Passage to read:
Will Google Steal Your Wallet This Summer?

Get ready folks, Google is breaking into the “tap-to-pay” market through a new innovative system launched in partnership with Sprint, MasterCard, and Citibank. Just launched in June, Google “Wallet” aims to revolutionize the way people carry around credit cards, coupons, and receipts by linking your smartphone and credit card information to a “tap-to-pay” service through MasterCard’s “PayPass” terminals. Currently MasterCard has only 135,000 of these terminals at points of purchase in retail environments in the US. They hope to expand the availability of these soon, and with it tap into the vast network of those carrying Sprint smartphones enabled with Google Wallet. Google will also offer their own pre-paid version of a debit card that can be linked to Wallet.

To start with, Google will only have its Wallet feature available on the Google Nexus S 4G, carried exclusively through Sprint. But this “single-tap solution” should in theory mean that consumers can easily swipe or pass their phones by a device on a countertop, and pay for an item within seconds.

This sort of linking of our finances, purchasing power, and mobility by tying in mobile smartphones has been on the radar for many in the tech world as a natural next step in the evolution of an on-demand, “I want it now”, mobile-crazed culture. But the success of this venture hinges on a few major considerations:

  1. Will this last or be a flash in the pan?

Assignment: Carry on the article about Google Wallet from the point where it stops.

Stored items from a collection:
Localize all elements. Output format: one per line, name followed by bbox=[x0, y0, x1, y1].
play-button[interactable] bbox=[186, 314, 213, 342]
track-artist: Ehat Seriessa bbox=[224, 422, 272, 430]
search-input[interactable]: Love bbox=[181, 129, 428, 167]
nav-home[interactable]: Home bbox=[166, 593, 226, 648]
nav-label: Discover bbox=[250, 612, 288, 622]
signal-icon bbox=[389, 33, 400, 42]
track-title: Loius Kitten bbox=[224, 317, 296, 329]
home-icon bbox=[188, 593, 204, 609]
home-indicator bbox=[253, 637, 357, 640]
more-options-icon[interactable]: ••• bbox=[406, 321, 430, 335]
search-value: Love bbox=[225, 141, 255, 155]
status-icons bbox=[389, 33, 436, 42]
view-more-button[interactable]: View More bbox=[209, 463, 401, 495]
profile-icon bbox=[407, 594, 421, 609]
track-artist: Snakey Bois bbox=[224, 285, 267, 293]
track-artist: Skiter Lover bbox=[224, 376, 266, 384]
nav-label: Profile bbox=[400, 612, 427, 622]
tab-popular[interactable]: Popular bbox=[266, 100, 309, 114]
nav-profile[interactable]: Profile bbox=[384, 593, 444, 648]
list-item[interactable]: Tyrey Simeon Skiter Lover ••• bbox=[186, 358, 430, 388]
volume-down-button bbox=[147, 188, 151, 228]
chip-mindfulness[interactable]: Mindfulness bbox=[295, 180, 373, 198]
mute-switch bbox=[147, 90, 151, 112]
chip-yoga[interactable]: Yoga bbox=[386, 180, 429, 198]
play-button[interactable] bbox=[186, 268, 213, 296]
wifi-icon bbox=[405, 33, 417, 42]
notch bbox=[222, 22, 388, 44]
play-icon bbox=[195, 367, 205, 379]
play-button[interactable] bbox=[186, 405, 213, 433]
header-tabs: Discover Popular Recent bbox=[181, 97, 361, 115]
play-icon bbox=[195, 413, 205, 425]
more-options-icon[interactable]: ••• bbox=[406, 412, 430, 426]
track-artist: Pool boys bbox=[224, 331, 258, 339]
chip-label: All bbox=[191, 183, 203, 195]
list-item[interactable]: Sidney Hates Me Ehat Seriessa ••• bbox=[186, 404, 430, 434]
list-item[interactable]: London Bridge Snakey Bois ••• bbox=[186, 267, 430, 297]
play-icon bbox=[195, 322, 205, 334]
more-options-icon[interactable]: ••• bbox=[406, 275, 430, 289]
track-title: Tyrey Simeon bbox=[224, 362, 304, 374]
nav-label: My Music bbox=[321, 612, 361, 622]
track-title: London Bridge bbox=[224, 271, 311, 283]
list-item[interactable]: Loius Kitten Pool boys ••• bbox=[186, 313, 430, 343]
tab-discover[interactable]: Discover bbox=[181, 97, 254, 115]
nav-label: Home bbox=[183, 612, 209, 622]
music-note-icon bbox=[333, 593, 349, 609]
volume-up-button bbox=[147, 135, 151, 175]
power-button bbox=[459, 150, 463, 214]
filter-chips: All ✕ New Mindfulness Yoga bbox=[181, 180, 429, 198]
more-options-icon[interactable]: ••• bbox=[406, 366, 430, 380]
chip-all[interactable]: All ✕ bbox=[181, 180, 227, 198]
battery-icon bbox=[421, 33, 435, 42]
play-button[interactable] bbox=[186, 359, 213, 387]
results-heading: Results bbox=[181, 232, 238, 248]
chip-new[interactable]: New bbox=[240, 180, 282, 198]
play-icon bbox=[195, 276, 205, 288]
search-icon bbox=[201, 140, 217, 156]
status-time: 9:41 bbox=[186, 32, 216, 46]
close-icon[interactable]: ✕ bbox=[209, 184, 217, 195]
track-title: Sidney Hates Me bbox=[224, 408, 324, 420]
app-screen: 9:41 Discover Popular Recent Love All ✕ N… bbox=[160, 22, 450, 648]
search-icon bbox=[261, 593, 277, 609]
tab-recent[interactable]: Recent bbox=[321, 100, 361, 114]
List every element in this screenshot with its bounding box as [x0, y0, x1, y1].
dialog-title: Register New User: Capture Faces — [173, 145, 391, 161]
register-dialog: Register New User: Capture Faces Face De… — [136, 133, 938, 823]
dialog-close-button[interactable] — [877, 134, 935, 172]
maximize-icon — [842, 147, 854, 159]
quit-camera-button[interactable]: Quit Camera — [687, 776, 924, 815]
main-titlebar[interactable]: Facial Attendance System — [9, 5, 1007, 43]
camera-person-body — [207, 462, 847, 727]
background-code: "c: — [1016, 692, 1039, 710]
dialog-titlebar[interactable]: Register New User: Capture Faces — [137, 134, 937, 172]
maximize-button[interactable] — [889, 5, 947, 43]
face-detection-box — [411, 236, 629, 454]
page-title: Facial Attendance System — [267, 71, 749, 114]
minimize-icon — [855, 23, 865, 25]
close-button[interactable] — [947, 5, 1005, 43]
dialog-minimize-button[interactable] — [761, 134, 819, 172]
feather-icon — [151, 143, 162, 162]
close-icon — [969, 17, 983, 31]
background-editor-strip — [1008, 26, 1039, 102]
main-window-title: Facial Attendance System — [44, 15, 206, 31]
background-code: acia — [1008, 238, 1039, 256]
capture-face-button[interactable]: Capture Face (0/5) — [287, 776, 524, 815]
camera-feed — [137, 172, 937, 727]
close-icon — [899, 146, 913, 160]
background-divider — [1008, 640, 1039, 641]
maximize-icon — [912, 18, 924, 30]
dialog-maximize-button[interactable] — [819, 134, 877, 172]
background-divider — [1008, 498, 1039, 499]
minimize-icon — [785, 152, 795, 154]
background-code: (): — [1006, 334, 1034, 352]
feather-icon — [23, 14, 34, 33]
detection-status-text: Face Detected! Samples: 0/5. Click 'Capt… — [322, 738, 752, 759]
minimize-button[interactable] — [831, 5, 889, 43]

Result for this exercise:
  2. How long before the other 3 of the 4 major national wireless carriers want to jump onboard with this movement? According to AP and Fox News, Verizon, T-Mobile, and AT&T have already formed a consortium called “ISIS” to build out their own wallet-like device with purchasing functionality.
  3. What about the other credit cards? Can Google Wallet sustain without Visa? It may not have to.
  4. Can Google convince wary retailers that mobile payments are more secure than credit/debit card payments? And are they really more secure?

This is a tremendous step forward in the progress of seamlessly merging our mobile/online world and everyday life. If this does in fact take off, as so many Google ventures do, it will be interesting to see how brands will adapt to this new addition to the retail environment.

Is this something your brand has started thinking about yet?